*STATED EXERCISE*
Search the entries for the word "infierno" and pull out each line that has it.

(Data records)
▼▼▼
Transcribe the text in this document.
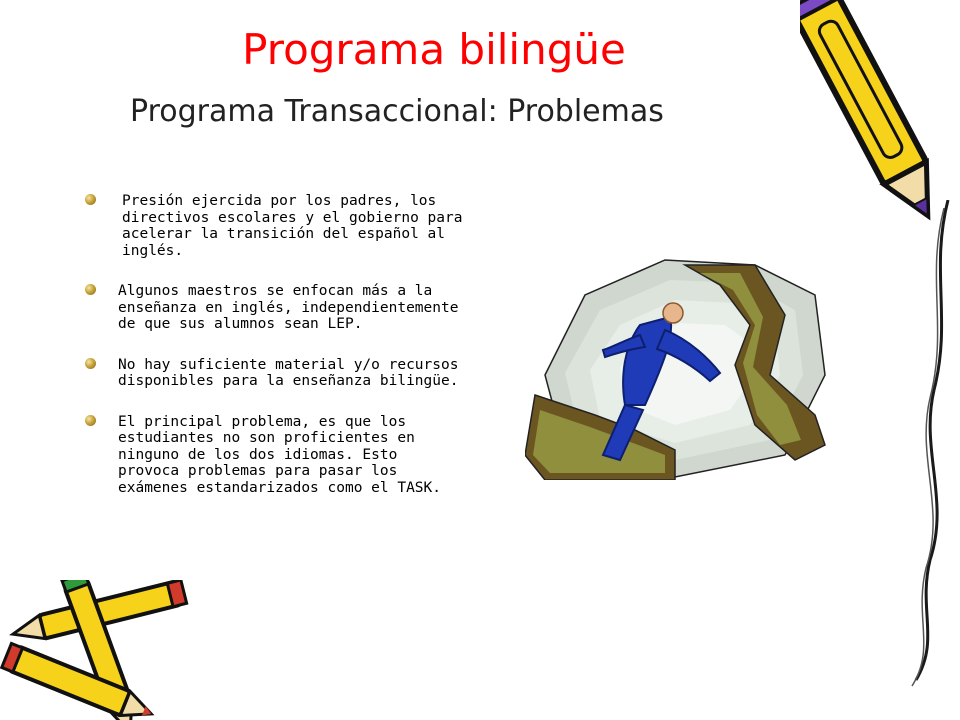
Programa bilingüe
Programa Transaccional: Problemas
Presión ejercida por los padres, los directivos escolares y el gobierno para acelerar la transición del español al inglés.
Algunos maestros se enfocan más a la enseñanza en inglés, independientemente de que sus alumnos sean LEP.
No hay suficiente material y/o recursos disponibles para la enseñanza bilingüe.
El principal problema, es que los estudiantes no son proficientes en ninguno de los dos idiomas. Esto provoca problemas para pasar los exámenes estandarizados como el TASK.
▲▲▲
▼▼▼
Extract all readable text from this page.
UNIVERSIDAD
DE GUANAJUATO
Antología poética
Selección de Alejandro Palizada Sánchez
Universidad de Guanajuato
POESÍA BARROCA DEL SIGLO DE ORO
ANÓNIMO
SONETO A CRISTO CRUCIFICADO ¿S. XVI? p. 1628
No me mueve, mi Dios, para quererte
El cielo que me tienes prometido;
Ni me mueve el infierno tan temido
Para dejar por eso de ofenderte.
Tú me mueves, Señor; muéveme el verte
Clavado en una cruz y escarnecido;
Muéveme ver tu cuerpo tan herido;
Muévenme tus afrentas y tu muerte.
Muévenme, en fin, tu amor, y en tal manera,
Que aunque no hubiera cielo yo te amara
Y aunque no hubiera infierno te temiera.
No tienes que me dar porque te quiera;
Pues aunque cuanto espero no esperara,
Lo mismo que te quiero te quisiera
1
▲▲▲
▼▼▼
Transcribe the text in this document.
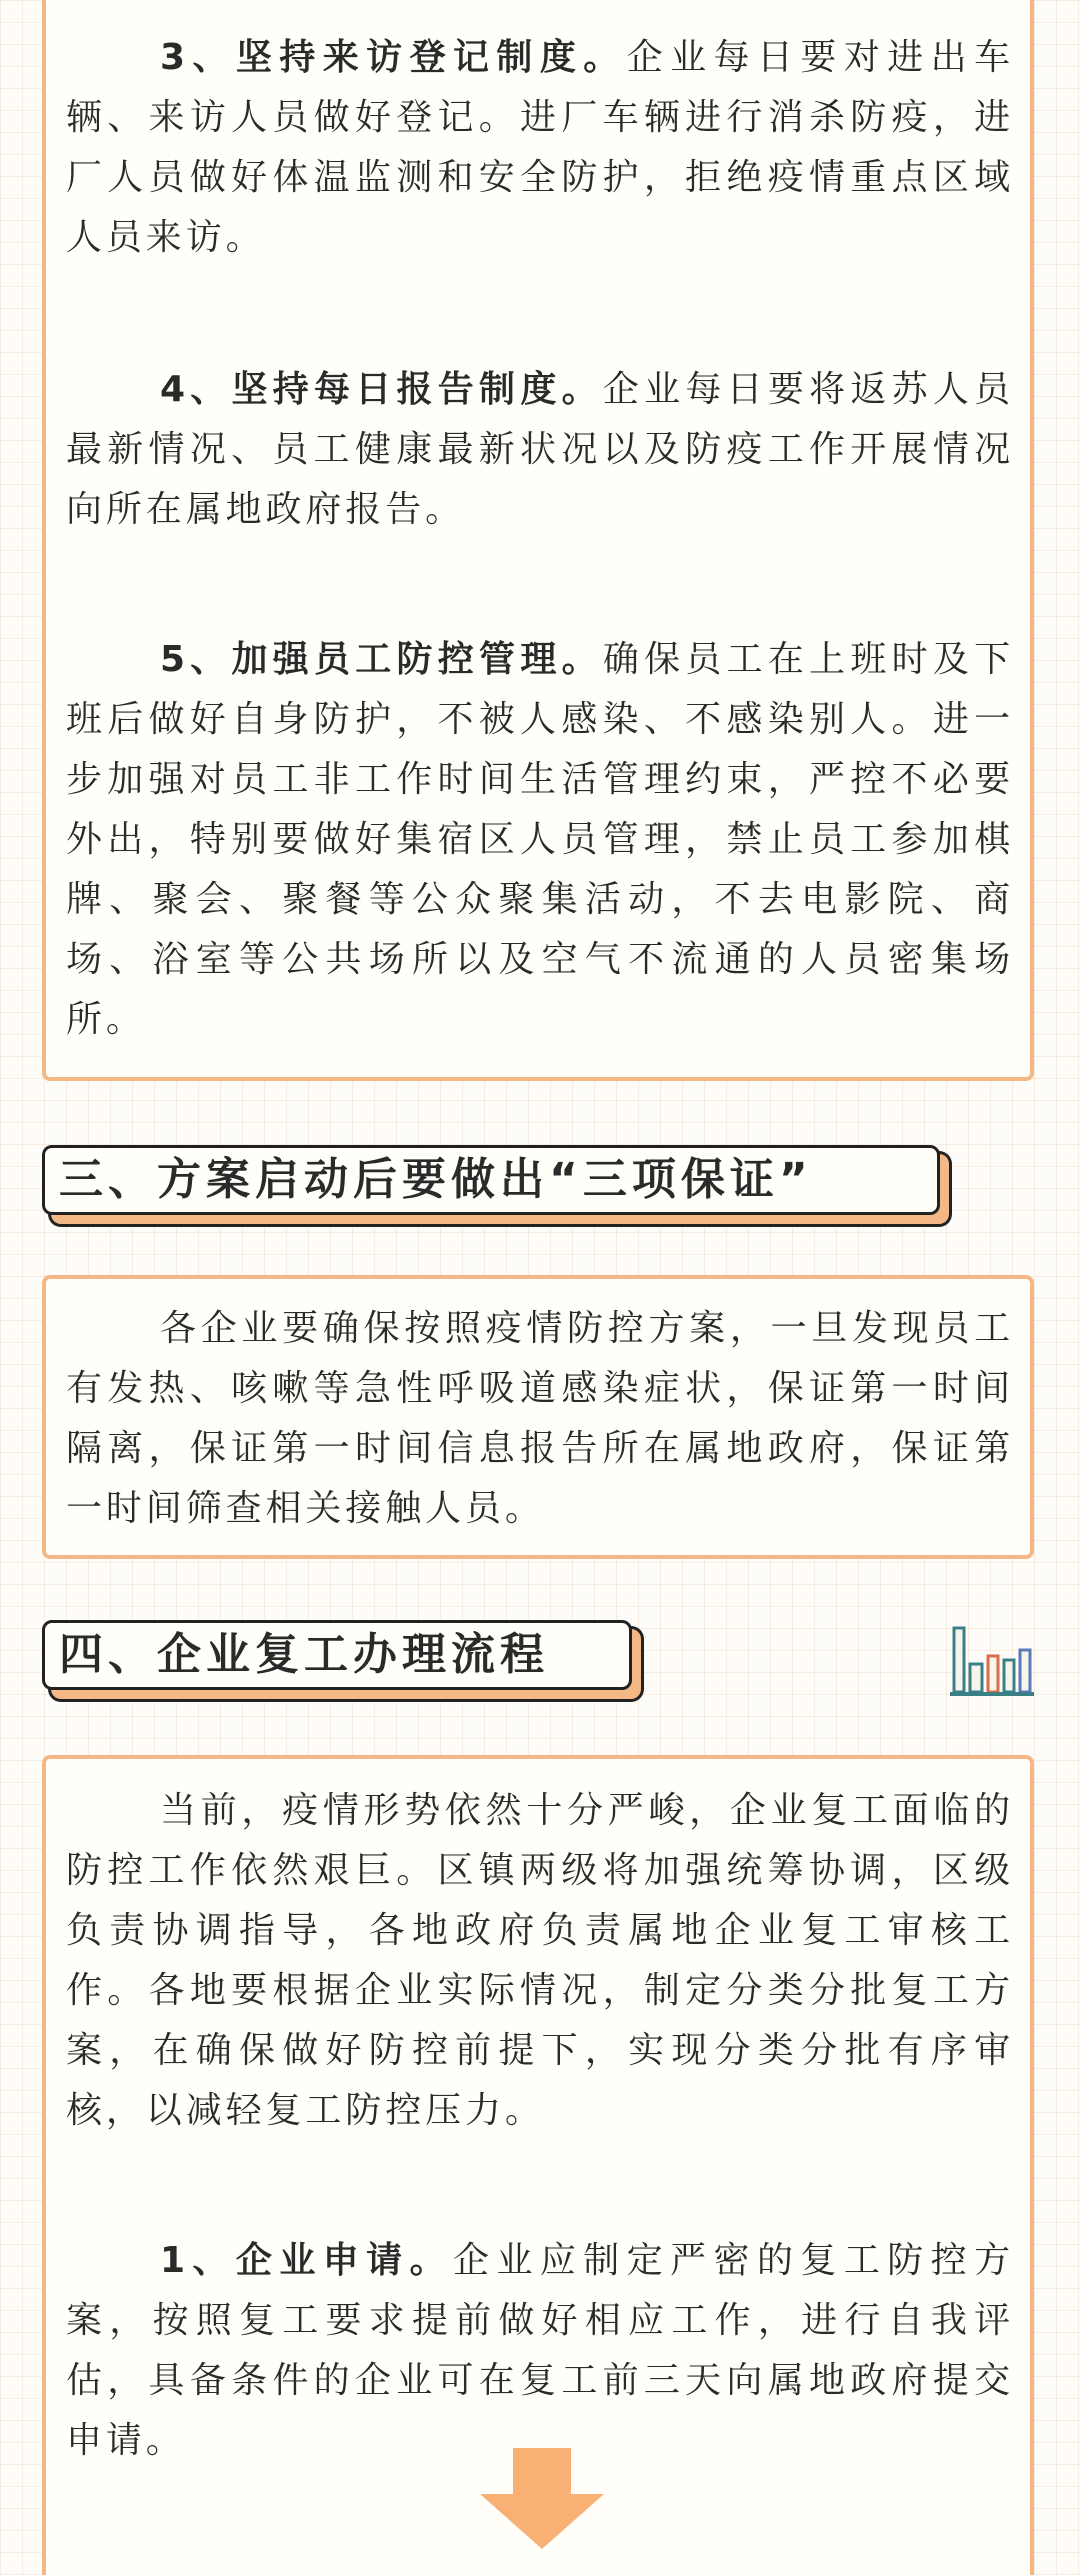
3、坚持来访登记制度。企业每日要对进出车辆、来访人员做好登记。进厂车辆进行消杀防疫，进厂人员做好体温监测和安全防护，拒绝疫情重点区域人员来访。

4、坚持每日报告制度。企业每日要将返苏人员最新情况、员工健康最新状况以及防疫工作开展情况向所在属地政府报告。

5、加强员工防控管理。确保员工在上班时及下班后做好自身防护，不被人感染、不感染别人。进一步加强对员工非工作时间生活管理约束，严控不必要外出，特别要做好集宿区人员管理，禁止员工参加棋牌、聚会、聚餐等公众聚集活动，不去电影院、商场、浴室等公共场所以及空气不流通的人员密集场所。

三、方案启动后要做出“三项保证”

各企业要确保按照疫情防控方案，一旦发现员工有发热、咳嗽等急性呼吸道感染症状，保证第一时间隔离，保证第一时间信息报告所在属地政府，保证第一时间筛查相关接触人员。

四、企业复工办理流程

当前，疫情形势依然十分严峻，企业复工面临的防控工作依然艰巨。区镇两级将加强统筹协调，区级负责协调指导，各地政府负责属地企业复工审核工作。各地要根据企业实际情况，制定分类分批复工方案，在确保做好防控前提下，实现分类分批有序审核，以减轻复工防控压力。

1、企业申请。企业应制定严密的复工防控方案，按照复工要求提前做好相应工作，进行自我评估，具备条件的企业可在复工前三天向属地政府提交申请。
▲▲▲
*RESULT OF THE EXERCISE*
Ni me mueve el infierno tan temido
Y aunque no hubiera infierno te temiera.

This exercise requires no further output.